* **Exercise brief**
Pull every line that holds the word "role" from the entries.
- - - - - - -
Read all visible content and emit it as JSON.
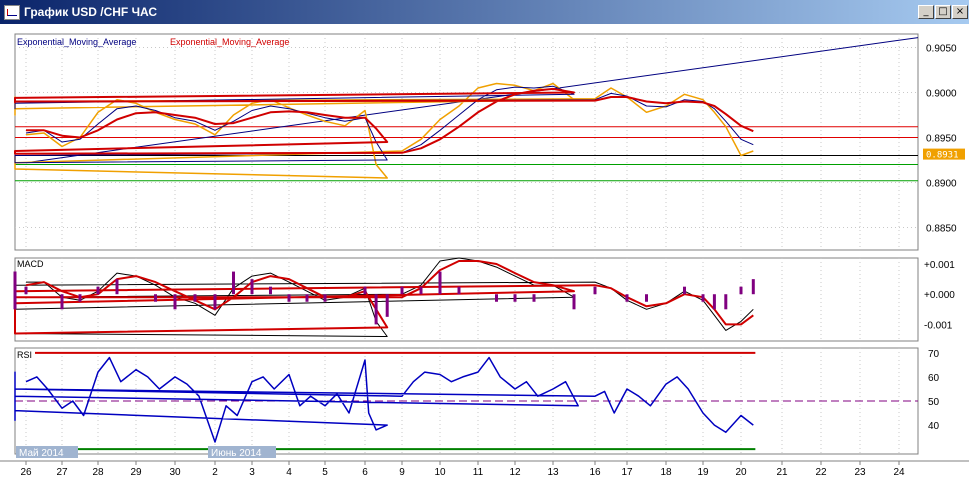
{
  "window": {
    "title": "График USD /CHF ЧАС",
    "minimize_glyph": "_",
    "restore_glyph": "□",
    "close_glyph": "×"
  },
  "colors": {
    "price": "#f0a000",
    "ema_fast": "#000080",
    "ema_slow": "#d00000",
    "trendline": "#000080",
    "hline_red": "#e00000",
    "hline_green": "#00a000",
    "hline_black": "#000000",
    "macd_line": "#000000",
    "macd_signal": "#d00000",
    "macd_hist": "#800080",
    "rsi": "#0000c0",
    "rsi_70": "#d00000",
    "rsi_30": "#008000",
    "rsi_50": "#800080",
    "price_tag_bg": "#f0a000",
    "date_badge_bg": "#a0b4d0"
  },
  "chart_data": [
    {
      "type": "line",
      "panel": "price",
      "legend": [
        "Exponential_Moving_Average",
        "Exponential_Moving_Average"
      ],
      "y_ticks": [
        "0.9050",
        "0.9000",
        "0.8950",
        "0.8900",
        "0.8850"
      ],
      "ylim": [
        0.8825,
        0.9065
      ],
      "current_price_label": "0.8931",
      "current_price": 0.8931,
      "horizontal_levels": [
        {
          "value": 0.8962,
          "color": "red"
        },
        {
          "value": 0.895,
          "color": "red"
        },
        {
          "value": 0.893,
          "color": "black"
        },
        {
          "value": 0.892,
          "color": "green"
        },
        {
          "value": 0.8902,
          "color": "green"
        }
      ],
      "trendline": {
        "from": {
          "day": 26.0,
          "value": 0.8922
        },
        "to": {
          "day": 24.45,
          "value": 0.9061
        }
      },
      "series": [
        {
          "role": "price",
          "x": [
            26.0,
            26.5,
            27.0,
            27.5,
            28.0,
            28.5,
            29.0,
            29.5,
            30.0,
            30.5,
            2.0,
            2.5,
            3.0,
            3.5,
            4.0,
            4.5,
            5.0,
            5.5,
            6.0,
            6.3,
            6.6,
            7.0,
            7.5,
            8.0,
            8.5,
            9.0,
            9.5,
            10.0,
            10.5,
            11.0,
            11.5,
            12.0,
            12.5,
            13.0,
            13.5,
            14.0,
            14.5,
            15.0,
            15.5,
            16.0,
            16.5,
            17.0,
            17.5,
            18.0,
            18.5,
            19.0,
            19.3,
            19.6,
            20.0,
            20.3
          ],
          "values": [
            0.8953,
            0.8955,
            0.894,
            0.895,
            0.8978,
            0.8992,
            0.8988,
            0.8978,
            0.897,
            0.8965,
            0.8953,
            0.8975,
            0.8988,
            0.8992,
            0.8983,
            0.8975,
            0.8968,
            0.8963,
            0.898,
            0.892,
            0.8905,
            0.8915,
            0.893,
            0.893,
            0.8922,
            0.8935,
            0.8948,
            0.897,
            0.8985,
            0.9005,
            0.901,
            0.9008,
            0.9002,
            0.901,
            0.8992,
            0.8982,
            0.8975,
            0.8995,
            0.899,
            0.8993,
            0.9005,
            0.8995,
            0.8978,
            0.8985,
            0.8998,
            0.8992,
            0.8978,
            0.8962,
            0.893,
            0.8935
          ]
        },
        {
          "role": "ema_fast",
          "x": [
            26.0,
            26.5,
            27.0,
            27.5,
            28.0,
            28.5,
            29.0,
            29.5,
            30.0,
            30.5,
            2.0,
            2.5,
            3.0,
            3.5,
            4.0,
            4.5,
            5.0,
            5.5,
            6.0,
            6.3,
            6.6,
            7.0,
            7.5,
            8.0,
            8.5,
            9.0,
            9.5,
            10.0,
            10.5,
            11.0,
            11.5,
            12.0,
            12.5,
            13.0,
            13.5,
            14.0,
            14.5,
            15.0,
            15.5,
            16.0,
            16.5,
            17.0,
            17.5,
            18.0,
            18.5,
            19.0,
            19.3,
            19.6,
            20.0,
            20.3
          ],
          "values": [
            0.8955,
            0.8958,
            0.8945,
            0.8948,
            0.8965,
            0.8982,
            0.8985,
            0.898,
            0.8972,
            0.8968,
            0.8958,
            0.8968,
            0.898,
            0.8985,
            0.8982,
            0.8977,
            0.8972,
            0.8968,
            0.8972,
            0.8945,
            0.8925,
            0.8922,
            0.8928,
            0.8932,
            0.893,
            0.8933,
            0.8942,
            0.8958,
            0.8975,
            0.8992,
            0.9003,
            0.9006,
            0.9005,
            0.9007,
            0.8998,
            0.8988,
            0.8982,
            0.8988,
            0.899,
            0.8992,
            0.8999,
            0.8996,
            0.8985,
            0.8984,
            0.8992,
            0.899,
            0.8982,
            0.8968,
            0.8948,
            0.8942
          ]
        },
        {
          "role": "ema_slow",
          "x": [
            26.0,
            26.5,
            27.0,
            27.5,
            28.0,
            28.5,
            29.0,
            29.5,
            30.0,
            30.5,
            2.0,
            2.5,
            3.0,
            3.5,
            4.0,
            4.5,
            5.0,
            5.5,
            6.0,
            6.3,
            6.6,
            7.0,
            7.5,
            8.0,
            8.5,
            9.0,
            9.5,
            10.0,
            10.5,
            11.0,
            11.5,
            12.0,
            12.5,
            13.0,
            13.5,
            14.0,
            14.5,
            15.0,
            15.5,
            16.0,
            16.5,
            17.0,
            17.5,
            18.0,
            18.5,
            19.0,
            19.3,
            19.6,
            20.0,
            20.3
          ],
          "values": [
            0.8958,
            0.8958,
            0.8952,
            0.895,
            0.8958,
            0.897,
            0.8977,
            0.8978,
            0.8975,
            0.8972,
            0.8965,
            0.8966,
            0.8972,
            0.8978,
            0.8979,
            0.8978,
            0.8975,
            0.8972,
            0.8972,
            0.896,
            0.8945,
            0.8935,
            0.8932,
            0.8932,
            0.8932,
            0.8933,
            0.8938,
            0.8948,
            0.8962,
            0.8978,
            0.899,
            0.8998,
            0.9002,
            0.9004,
            0.9,
            0.8994,
            0.8989,
            0.899,
            0.899,
            0.8991,
            0.8995,
            0.8995,
            0.899,
            0.8988,
            0.899,
            0.8989,
            0.8985,
            0.8976,
            0.8963,
            0.8957
          ]
        }
      ]
    },
    {
      "type": "line",
      "panel": "macd",
      "label": "MACD",
      "y_ticks": [
        "+0.001",
        "+0.000",
        "-0.001"
      ],
      "ylim": [
        -0.00155,
        0.0012
      ],
      "series": [
        {
          "role": "macd",
          "x": [
            26.0,
            26.5,
            27.0,
            27.5,
            28.0,
            28.5,
            29.0,
            29.5,
            30.0,
            30.5,
            2.0,
            2.5,
            3.0,
            3.5,
            4.0,
            4.5,
            5.0,
            5.5,
            6.0,
            6.3,
            6.6,
            7.0,
            7.5,
            8.0,
            8.5,
            9.0,
            9.5,
            10.0,
            10.5,
            11.0,
            11.5,
            12.0,
            12.5,
            13.0,
            13.5,
            14.0,
            14.5,
            15.0,
            15.5,
            16.0,
            16.5,
            17.0,
            17.5,
            18.0,
            18.5,
            19.0,
            19.3,
            19.6,
            20.0,
            20.3
          ],
          "values": [
            0.0004,
            0.0004,
            -0.0001,
            -0.0002,
            0.0001,
            0.0007,
            0.0006,
            0.0003,
            -0.0001,
            -0.0003,
            -0.0007,
            0.0002,
            0.0006,
            0.0007,
            0.0004,
            0.0001,
            -0.0002,
            -0.0001,
            0.0002,
            -0.0009,
            -0.0014,
            -0.0013,
            -0.0005,
            0.0,
            -0.0001,
            0.0,
            0.0003,
            0.0011,
            0.0012,
            0.0011,
            0.0009,
            0.0006,
            0.0003,
            0.0003,
            -0.0001,
            -0.0005,
            -0.0006,
            -0.0002,
            0.0003,
            0.0004,
            0.0002,
            -0.0002,
            -0.0005,
            -0.0003,
            0.0001,
            -0.0002,
            -0.0007,
            -0.0012,
            -0.0009,
            -0.0005
          ]
        },
        {
          "role": "signal",
          "x": [
            26.0,
            26.5,
            27.0,
            27.5,
            28.0,
            28.5,
            29.0,
            29.5,
            30.0,
            30.5,
            2.0,
            2.5,
            3.0,
            3.5,
            4.0,
            4.5,
            5.0,
            5.5,
            6.0,
            6.3,
            6.6,
            7.0,
            7.5,
            8.0,
            8.5,
            9.0,
            9.5,
            10.0,
            10.5,
            11.0,
            11.5,
            12.0,
            12.5,
            13.0,
            13.5,
            14.0,
            14.5,
            15.0,
            15.5,
            16.0,
            16.5,
            17.0,
            17.5,
            18.0,
            18.5,
            19.0,
            19.3,
            19.6,
            20.0,
            20.3
          ],
          "values": [
            0.0003,
            0.0004,
            0.0001,
            -0.0001,
            0.0,
            0.0005,
            0.0006,
            0.0004,
            0.0001,
            -0.0002,
            -0.0005,
            -0.0001,
            0.0004,
            0.0006,
            0.0005,
            0.0002,
            -0.0001,
            -0.0001,
            0.0001,
            -0.0005,
            -0.0011,
            -0.0013,
            -0.0008,
            -0.0003,
            -0.0001,
            -0.0001,
            0.0002,
            0.0008,
            0.0011,
            0.0011,
            0.001,
            0.0007,
            0.0004,
            0.0003,
            0.0001,
            -0.0003,
            -0.0005,
            -0.0003,
            0.0001,
            0.0003,
            0.0002,
            -0.0001,
            -0.0004,
            -0.0003,
            0.0,
            -0.0001,
            -0.0005,
            -0.001,
            -0.001,
            -0.0007
          ]
        }
      ]
    },
    {
      "type": "line",
      "panel": "rsi",
      "label": "RSI",
      "y_ticks": [
        "70",
        "60",
        "50",
        "40"
      ],
      "ylim": [
        28,
        72
      ],
      "levels": [
        70,
        50,
        30
      ],
      "series": [
        {
          "role": "rsi",
          "x": [
            26.0,
            26.3,
            26.6,
            27.0,
            27.3,
            27.6,
            28.0,
            28.3,
            28.6,
            29.0,
            29.3,
            29.6,
            30.0,
            30.3,
            30.6,
            2.0,
            2.3,
            2.6,
            3.0,
            3.3,
            3.6,
            4.0,
            4.3,
            4.6,
            5.0,
            5.3,
            5.6,
            6.0,
            6.1,
            6.3,
            6.6,
            7.0,
            7.3,
            7.6,
            8.0,
            8.3,
            8.6,
            9.0,
            9.3,
            9.6,
            10.0,
            10.3,
            10.6,
            11.0,
            11.3,
            11.6,
            12.0,
            12.3,
            12.6,
            13.0,
            13.3,
            13.6,
            14.0,
            14.3,
            14.6,
            15.0,
            15.3,
            15.6,
            16.0,
            16.3,
            16.6,
            17.0,
            17.3,
            17.6,
            18.0,
            18.3,
            18.6,
            19.0,
            19.3,
            19.6,
            20.0,
            20.3
          ],
          "values": [
            58,
            60,
            55,
            47,
            50,
            44,
            62,
            68,
            58,
            63,
            60,
            55,
            60,
            57,
            52,
            33,
            48,
            44,
            58,
            60,
            55,
            61,
            48,
            52,
            48,
            53,
            45,
            67,
            45,
            38,
            40,
            46,
            42,
            45,
            48,
            45,
            55,
            52,
            58,
            62,
            61,
            58,
            60,
            62,
            68,
            60,
            55,
            58,
            52,
            55,
            58,
            48,
            52,
            45,
            54,
            62,
            60,
            55,
            52,
            54,
            45,
            55,
            52,
            48,
            57,
            60,
            55,
            45,
            40,
            37,
            44,
            40
          ]
        }
      ]
    }
  ],
  "x_axis": {
    "day_labels": [
      {
        "day": 26.0,
        "text": "26"
      },
      {
        "day": 27.0,
        "text": "27"
      },
      {
        "day": 28.0,
        "text": "28"
      },
      {
        "day": 29.0,
        "text": "29"
      },
      {
        "day": 30.0,
        "text": "30"
      },
      {
        "day": 2.0,
        "text": "2"
      },
      {
        "day": 3.0,
        "text": "3"
      },
      {
        "day": 4.0,
        "text": "4"
      },
      {
        "day": 5.0,
        "text": "5"
      },
      {
        "day": 6.0,
        "text": "6"
      },
      {
        "day": 9.0,
        "text": "9"
      },
      {
        "day": 10.0,
        "text": "10"
      },
      {
        "day": 11.0,
        "text": "11"
      },
      {
        "day": 12.0,
        "text": "12"
      },
      {
        "day": 13.0,
        "text": "13"
      },
      {
        "day": 16.0,
        "text": "16"
      },
      {
        "day": 17.0,
        "text": "17"
      },
      {
        "day": 18.0,
        "text": "18"
      },
      {
        "day": 19.0,
        "text": "19"
      },
      {
        "day": 20.0,
        "text": "20"
      },
      {
        "day": 21.0,
        "text": "21"
      },
      {
        "day": 22.0,
        "text": "22"
      },
      {
        "day": 23.0,
        "text": "23"
      },
      {
        "day": 24.0,
        "text": "24"
      }
    ],
    "month_badges": [
      {
        "text": "Май 2014",
        "day": 26.0
      },
      {
        "text": "Июнь 2014",
        "day": 2.0
      }
    ]
  }
}
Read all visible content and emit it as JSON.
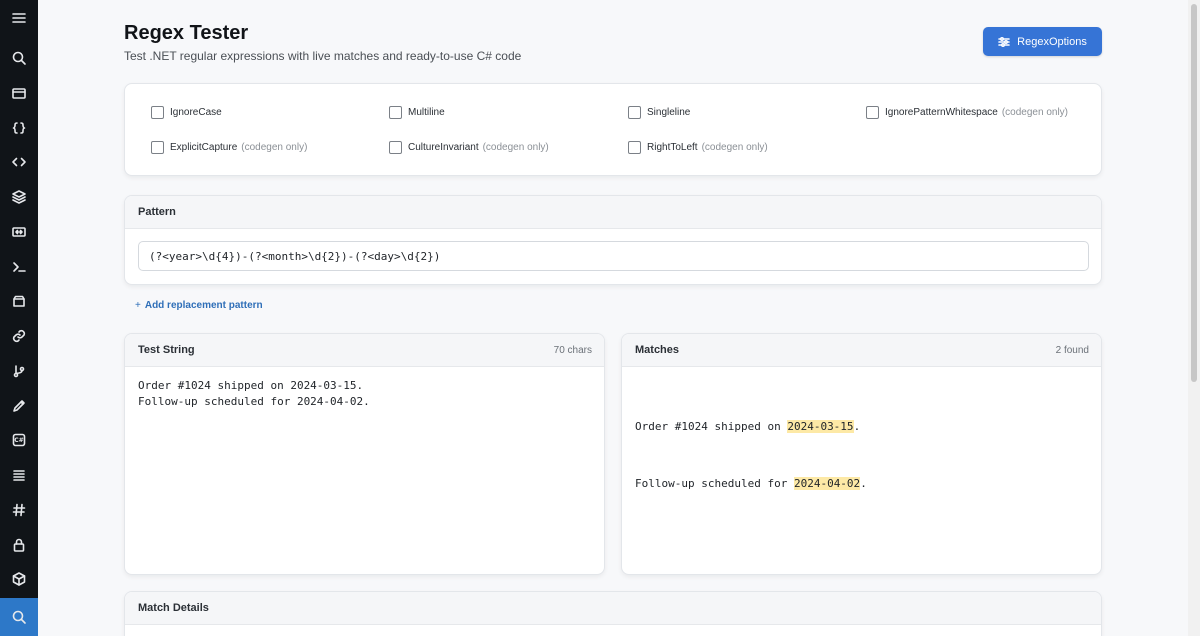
{
  "sidebar": {
    "icons": [
      "menu-icon",
      "search-icon",
      "credit-card-icon",
      "braces-icon",
      "code-icon",
      "layers-icon",
      "compare-icon",
      "terminal-icon",
      "archive-icon",
      "link-icon",
      "git-icon",
      "pen-icon",
      "csharp-icon",
      "list-icon",
      "hash-icon",
      "lock-icon",
      "package-icon",
      "search-active-icon"
    ],
    "csharp_label": "C#",
    "active": "search-active-icon"
  },
  "header": {
    "title": "Regex Tester",
    "subtitle": "Test .NET regular expressions with live matches and ready-to-use C# code",
    "options_button": "RegexOptions"
  },
  "options": {
    "items": [
      {
        "label": "IgnoreCase",
        "note": "",
        "checked": false
      },
      {
        "label": "Multiline",
        "note": "",
        "checked": false
      },
      {
        "label": "Singleline",
        "note": "",
        "checked": false
      },
      {
        "label": "IgnorePatternWhitespace",
        "note": "(codegen only)",
        "checked": false
      },
      {
        "label": "ExplicitCapture",
        "note": "(codegen only)",
        "checked": false
      },
      {
        "label": "CultureInvariant",
        "note": "(codegen only)",
        "checked": false
      },
      {
        "label": "RightToLeft",
        "note": "(codegen only)",
        "checked": false
      }
    ]
  },
  "pattern": {
    "heading": "Pattern",
    "value": "(?<year>\\d{4})-(?<month>\\d{2})-(?<day>\\d{2})"
  },
  "add_replacement": {
    "plus": "+",
    "label": "Add replacement pattern"
  },
  "test_string": {
    "heading": "Test String",
    "count": "70 chars",
    "lines": [
      "Order #1024 shipped on 2024-03-15.",
      "Follow-up scheduled for 2024-04-02."
    ]
  },
  "matches": {
    "heading": "Matches",
    "count": "2 found",
    "lines": [
      {
        "before": "Order #1024 shipped on ",
        "match": "2024-03-15",
        "after": "."
      },
      {
        "before": "Follow-up scheduled for ",
        "match": "2024-04-02",
        "after": "."
      }
    ],
    "highlight_color": "#fde9a6"
  },
  "match_details": {
    "heading": "Match Details"
  },
  "colors": {
    "accent": "#3674d6",
    "sidebar": "#101418",
    "sidebar_active": "#2d78c8"
  }
}
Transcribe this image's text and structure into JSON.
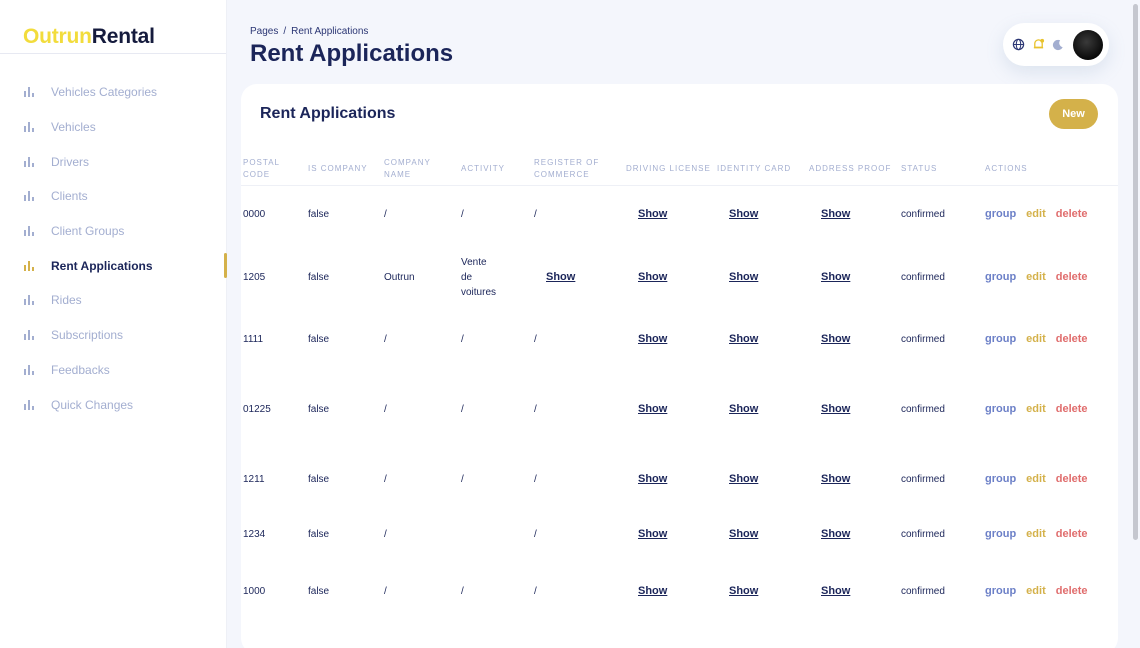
- - - - - - -
* **Output**
          "role": "price",
          "role": "ema_fast",
          "role": "ema_slow",
          "role": "macd",
          "role": "signal",
          "role": "rsi",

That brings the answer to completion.